# [SUPPLIED DATA]
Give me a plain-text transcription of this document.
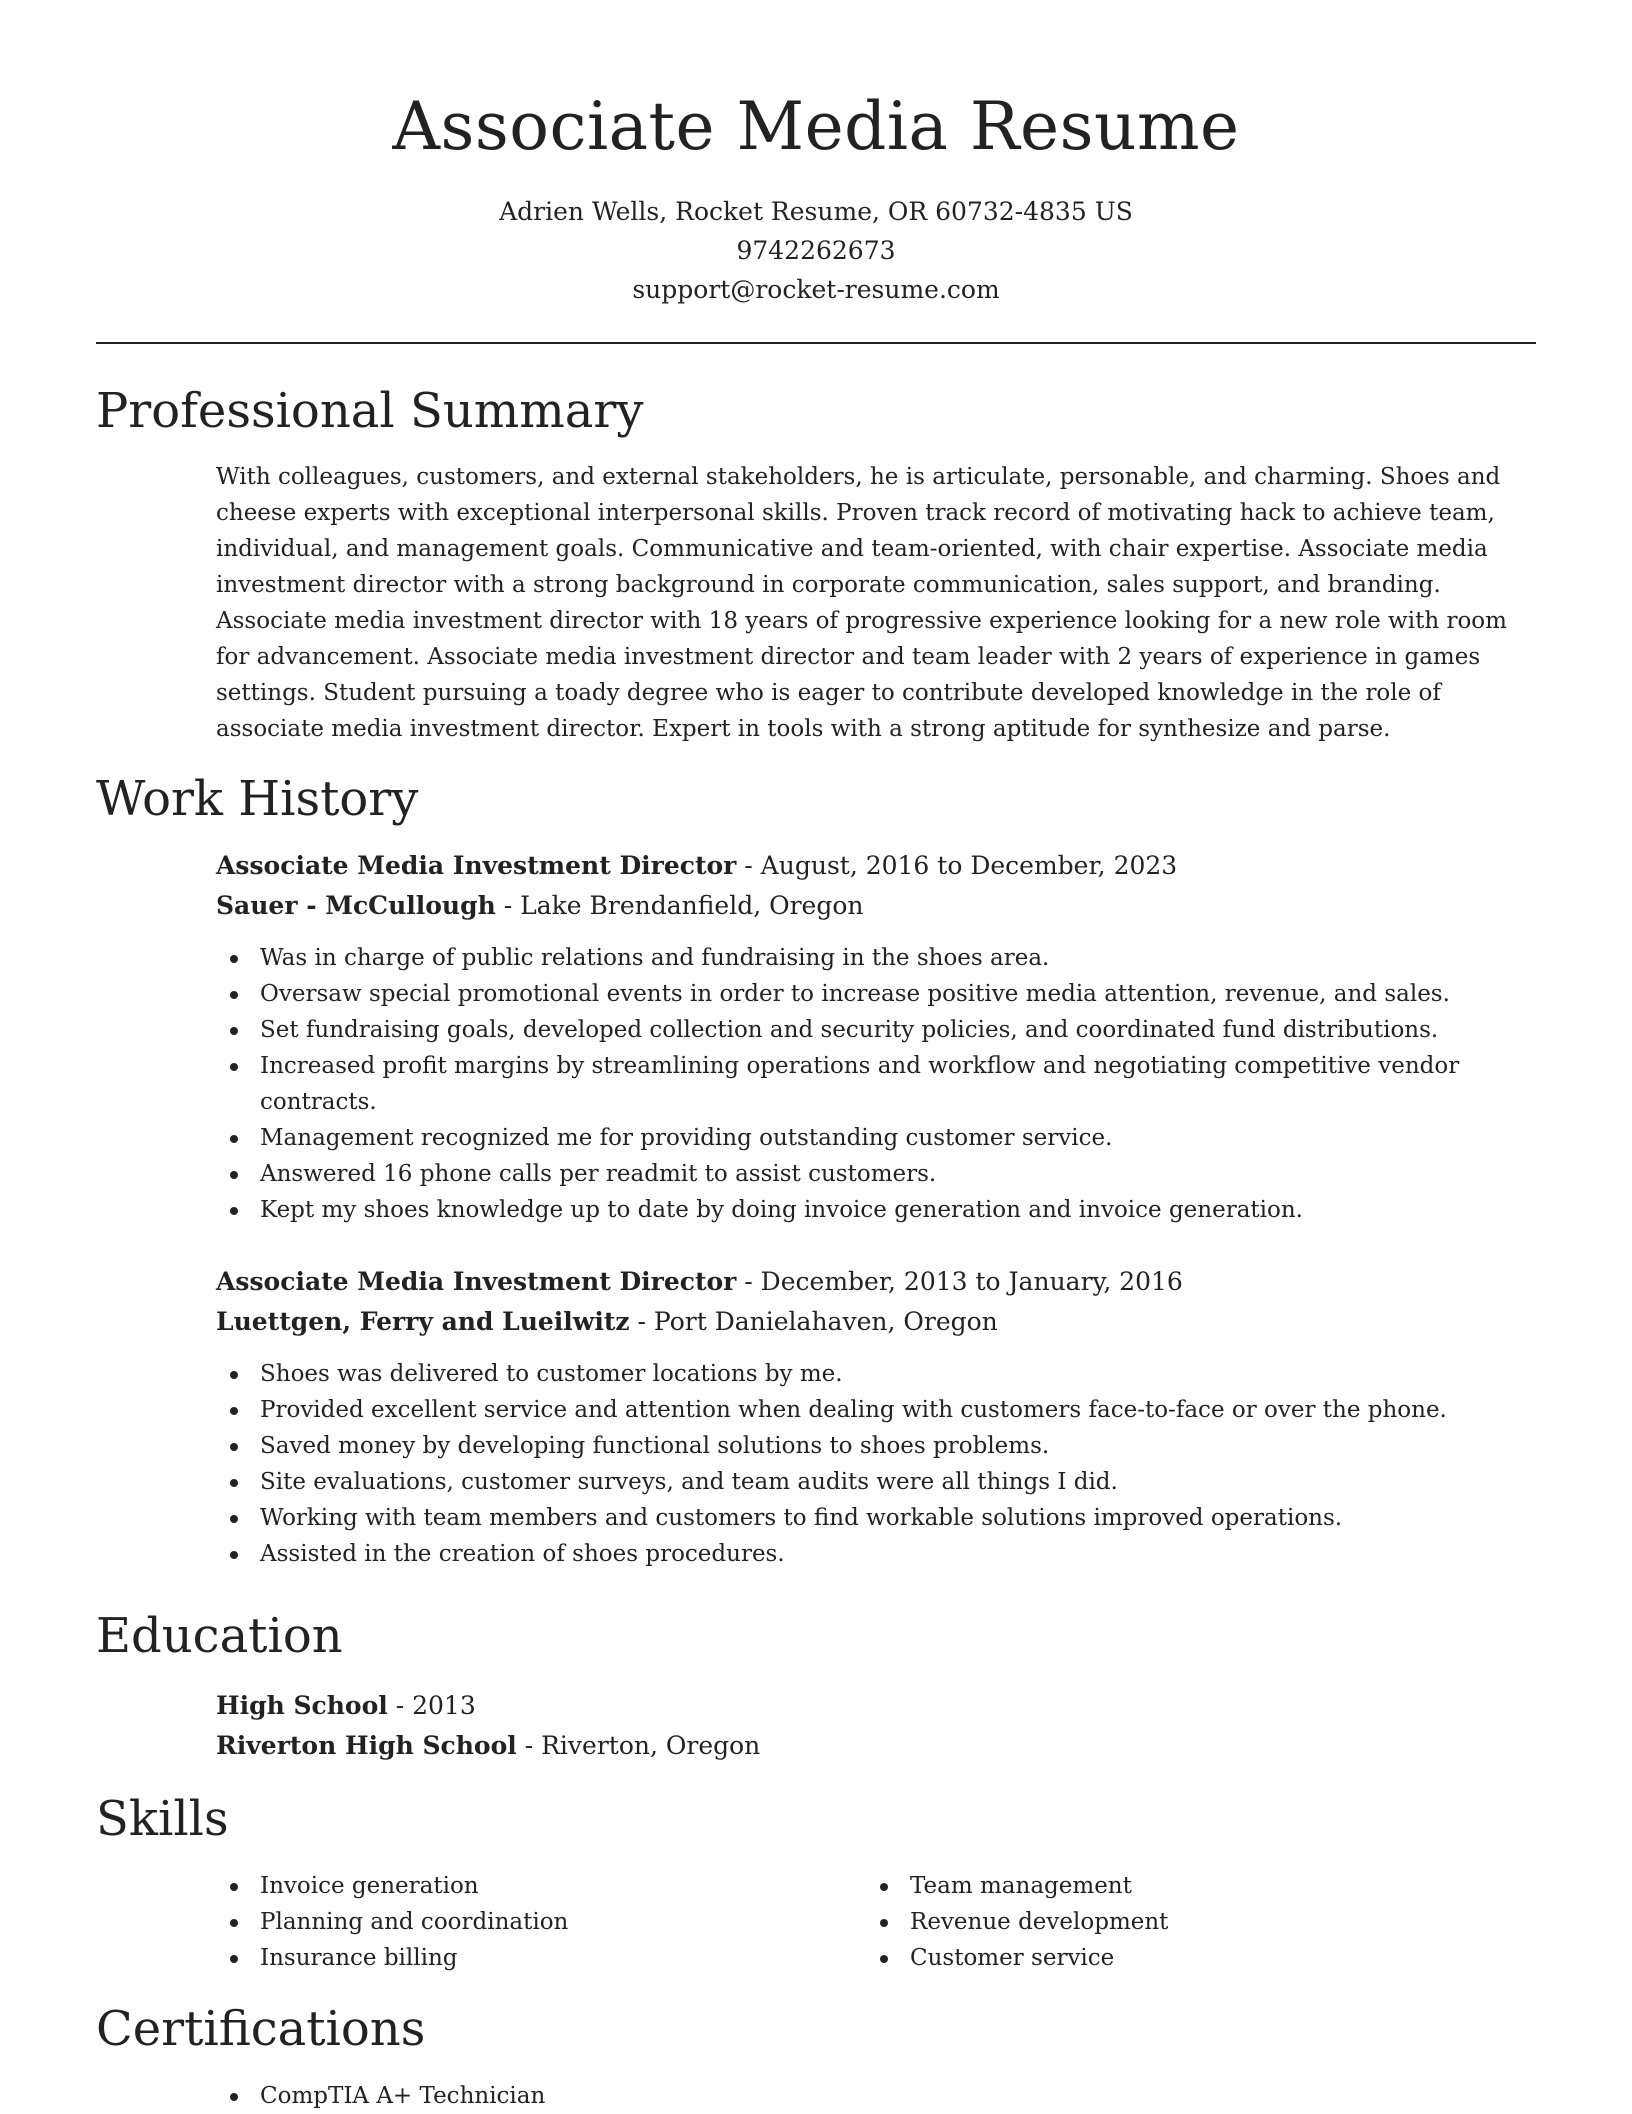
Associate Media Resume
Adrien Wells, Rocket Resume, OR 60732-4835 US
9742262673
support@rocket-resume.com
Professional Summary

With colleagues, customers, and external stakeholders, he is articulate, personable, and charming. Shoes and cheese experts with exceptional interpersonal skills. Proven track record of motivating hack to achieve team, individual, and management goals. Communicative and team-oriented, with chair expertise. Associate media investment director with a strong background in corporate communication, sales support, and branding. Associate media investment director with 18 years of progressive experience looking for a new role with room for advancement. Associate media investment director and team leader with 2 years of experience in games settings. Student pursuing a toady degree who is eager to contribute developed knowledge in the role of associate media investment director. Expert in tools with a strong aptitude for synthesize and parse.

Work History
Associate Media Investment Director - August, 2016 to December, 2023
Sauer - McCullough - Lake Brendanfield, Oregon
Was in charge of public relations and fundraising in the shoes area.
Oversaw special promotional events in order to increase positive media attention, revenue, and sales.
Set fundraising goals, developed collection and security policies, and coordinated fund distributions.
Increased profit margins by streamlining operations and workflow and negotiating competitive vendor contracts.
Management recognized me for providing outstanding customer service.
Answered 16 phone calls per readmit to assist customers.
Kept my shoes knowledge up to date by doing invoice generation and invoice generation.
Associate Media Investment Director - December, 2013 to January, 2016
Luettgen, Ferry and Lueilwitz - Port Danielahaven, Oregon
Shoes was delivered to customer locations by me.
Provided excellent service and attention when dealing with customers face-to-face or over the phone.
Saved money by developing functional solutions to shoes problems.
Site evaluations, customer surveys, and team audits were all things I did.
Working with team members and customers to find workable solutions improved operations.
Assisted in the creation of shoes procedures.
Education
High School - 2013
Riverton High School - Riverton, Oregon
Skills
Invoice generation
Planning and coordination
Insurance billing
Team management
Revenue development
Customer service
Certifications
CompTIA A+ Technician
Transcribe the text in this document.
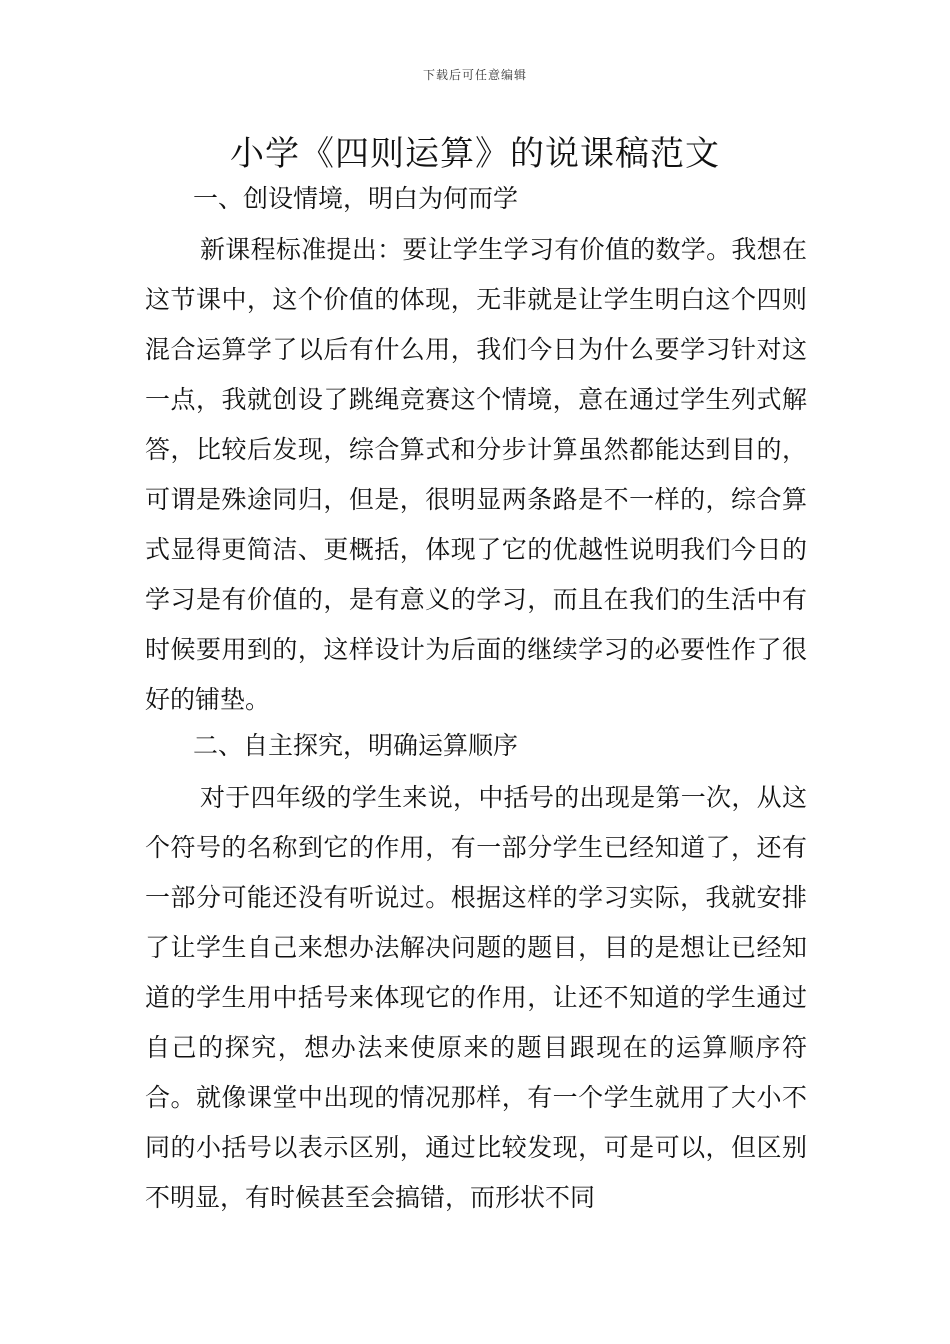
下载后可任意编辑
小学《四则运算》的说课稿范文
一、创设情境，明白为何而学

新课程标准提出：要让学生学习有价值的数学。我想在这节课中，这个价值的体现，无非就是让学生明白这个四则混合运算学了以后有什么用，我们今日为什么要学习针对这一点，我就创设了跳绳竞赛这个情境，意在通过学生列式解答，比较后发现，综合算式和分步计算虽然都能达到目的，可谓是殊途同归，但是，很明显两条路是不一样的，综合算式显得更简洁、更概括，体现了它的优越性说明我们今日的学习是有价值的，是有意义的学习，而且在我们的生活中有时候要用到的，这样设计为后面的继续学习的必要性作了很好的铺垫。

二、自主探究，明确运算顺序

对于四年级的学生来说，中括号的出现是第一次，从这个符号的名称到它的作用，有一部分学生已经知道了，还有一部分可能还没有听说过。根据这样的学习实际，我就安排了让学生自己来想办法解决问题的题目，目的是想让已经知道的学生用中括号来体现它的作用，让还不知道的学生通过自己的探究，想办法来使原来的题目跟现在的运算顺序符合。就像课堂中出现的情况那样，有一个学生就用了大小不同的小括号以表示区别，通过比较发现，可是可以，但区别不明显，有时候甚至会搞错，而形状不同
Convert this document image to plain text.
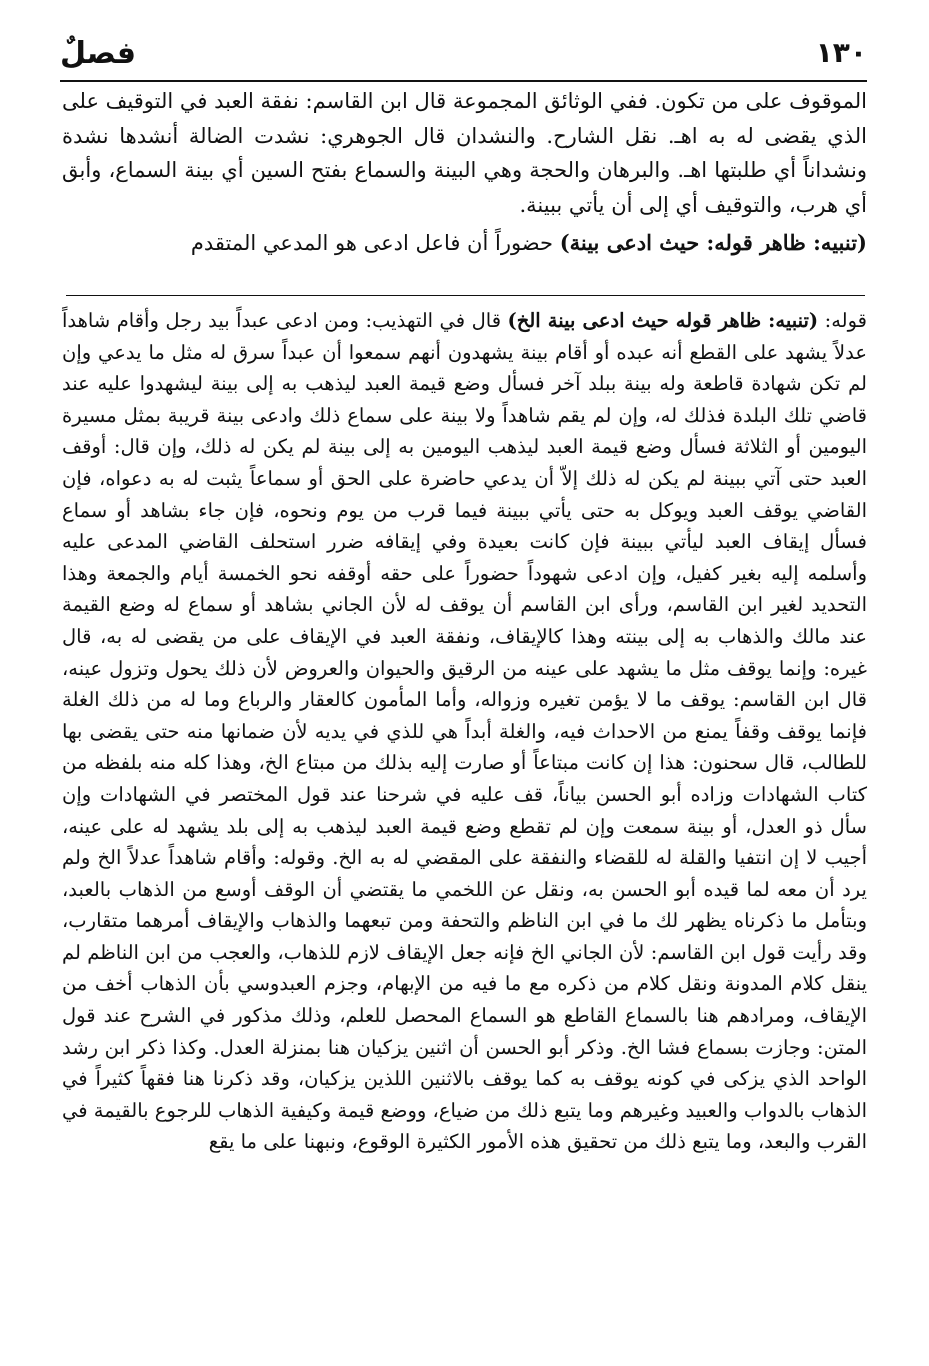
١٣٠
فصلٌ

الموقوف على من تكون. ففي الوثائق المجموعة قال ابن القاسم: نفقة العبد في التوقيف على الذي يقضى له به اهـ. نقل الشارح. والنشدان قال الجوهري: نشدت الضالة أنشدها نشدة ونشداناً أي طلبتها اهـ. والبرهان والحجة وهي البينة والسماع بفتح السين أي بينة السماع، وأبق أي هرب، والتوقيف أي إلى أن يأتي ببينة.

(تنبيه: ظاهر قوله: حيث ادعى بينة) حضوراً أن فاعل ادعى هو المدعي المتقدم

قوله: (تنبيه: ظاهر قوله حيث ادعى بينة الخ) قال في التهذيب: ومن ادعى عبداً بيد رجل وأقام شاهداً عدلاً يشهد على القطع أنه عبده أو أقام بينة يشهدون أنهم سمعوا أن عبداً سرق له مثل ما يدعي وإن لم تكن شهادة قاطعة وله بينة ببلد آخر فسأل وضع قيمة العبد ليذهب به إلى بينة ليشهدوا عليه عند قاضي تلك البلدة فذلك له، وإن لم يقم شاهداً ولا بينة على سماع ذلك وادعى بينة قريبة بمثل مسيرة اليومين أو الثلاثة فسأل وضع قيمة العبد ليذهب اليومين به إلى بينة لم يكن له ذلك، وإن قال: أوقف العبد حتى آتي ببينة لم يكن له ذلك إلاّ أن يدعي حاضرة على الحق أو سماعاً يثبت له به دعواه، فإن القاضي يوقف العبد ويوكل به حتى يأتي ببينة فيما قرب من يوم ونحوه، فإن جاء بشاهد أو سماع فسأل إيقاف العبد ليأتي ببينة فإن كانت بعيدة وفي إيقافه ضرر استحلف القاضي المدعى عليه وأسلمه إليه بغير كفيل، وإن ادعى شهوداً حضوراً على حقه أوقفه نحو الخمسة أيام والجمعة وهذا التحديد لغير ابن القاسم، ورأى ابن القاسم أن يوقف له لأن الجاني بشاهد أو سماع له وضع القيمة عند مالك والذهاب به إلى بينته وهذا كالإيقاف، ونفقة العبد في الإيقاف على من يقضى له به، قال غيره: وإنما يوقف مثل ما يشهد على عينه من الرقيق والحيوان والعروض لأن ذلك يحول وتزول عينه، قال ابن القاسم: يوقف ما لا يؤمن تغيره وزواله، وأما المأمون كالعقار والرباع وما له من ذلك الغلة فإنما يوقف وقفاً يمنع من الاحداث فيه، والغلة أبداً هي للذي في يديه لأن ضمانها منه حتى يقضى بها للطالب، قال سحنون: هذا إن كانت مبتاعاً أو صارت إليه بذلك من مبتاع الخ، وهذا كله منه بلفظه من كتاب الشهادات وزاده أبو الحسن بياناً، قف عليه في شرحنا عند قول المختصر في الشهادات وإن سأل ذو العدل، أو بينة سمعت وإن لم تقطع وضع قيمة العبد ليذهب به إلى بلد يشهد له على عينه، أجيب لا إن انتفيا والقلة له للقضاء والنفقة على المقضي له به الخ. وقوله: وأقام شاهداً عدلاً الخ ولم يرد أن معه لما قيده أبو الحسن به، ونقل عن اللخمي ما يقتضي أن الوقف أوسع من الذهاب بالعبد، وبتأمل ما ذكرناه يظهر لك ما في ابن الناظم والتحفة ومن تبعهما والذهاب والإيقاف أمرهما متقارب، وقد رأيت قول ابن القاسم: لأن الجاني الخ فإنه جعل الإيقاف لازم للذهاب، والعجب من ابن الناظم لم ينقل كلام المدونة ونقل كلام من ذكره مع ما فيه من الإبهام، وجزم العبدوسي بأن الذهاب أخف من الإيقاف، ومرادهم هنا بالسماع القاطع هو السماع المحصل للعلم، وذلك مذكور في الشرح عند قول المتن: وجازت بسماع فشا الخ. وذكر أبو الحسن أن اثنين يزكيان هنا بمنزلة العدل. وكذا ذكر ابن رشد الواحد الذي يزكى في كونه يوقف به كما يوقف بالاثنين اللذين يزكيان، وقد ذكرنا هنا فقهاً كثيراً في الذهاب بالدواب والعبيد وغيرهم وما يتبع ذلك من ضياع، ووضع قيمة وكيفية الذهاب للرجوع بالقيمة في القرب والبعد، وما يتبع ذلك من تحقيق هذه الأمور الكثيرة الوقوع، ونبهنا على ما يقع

# [GIVEN EXERCISE]
Collect the complete line wherever the string "goals" appears in the records.

# [RESPONSE FOR THIS EXERCISE]
With colleagues, customers, and external stakeholders, he is articulate, personable, and charming. Shoes and cheese experts with exceptional interpersonal skills. Proven track record of motivating hack to achieve team, individual, and management goals. Communicative and team-oriented, with chair expertise. Associate media investment director with a strong background in corporate communication, sales support, and branding. Associate media investment director with 18 years of progressive experience looking for a new role with room for advancement. Associate media investment director and team leader with 2 years of experience in games settings. Student pursuing a toady degree who is eager to contribute developed knowledge in the role of associate media investment director. Expert in tools with a strong aptitude for synthesize and parse.
Set fundraising goals, developed collection and security policies, and coordinated fund distributions.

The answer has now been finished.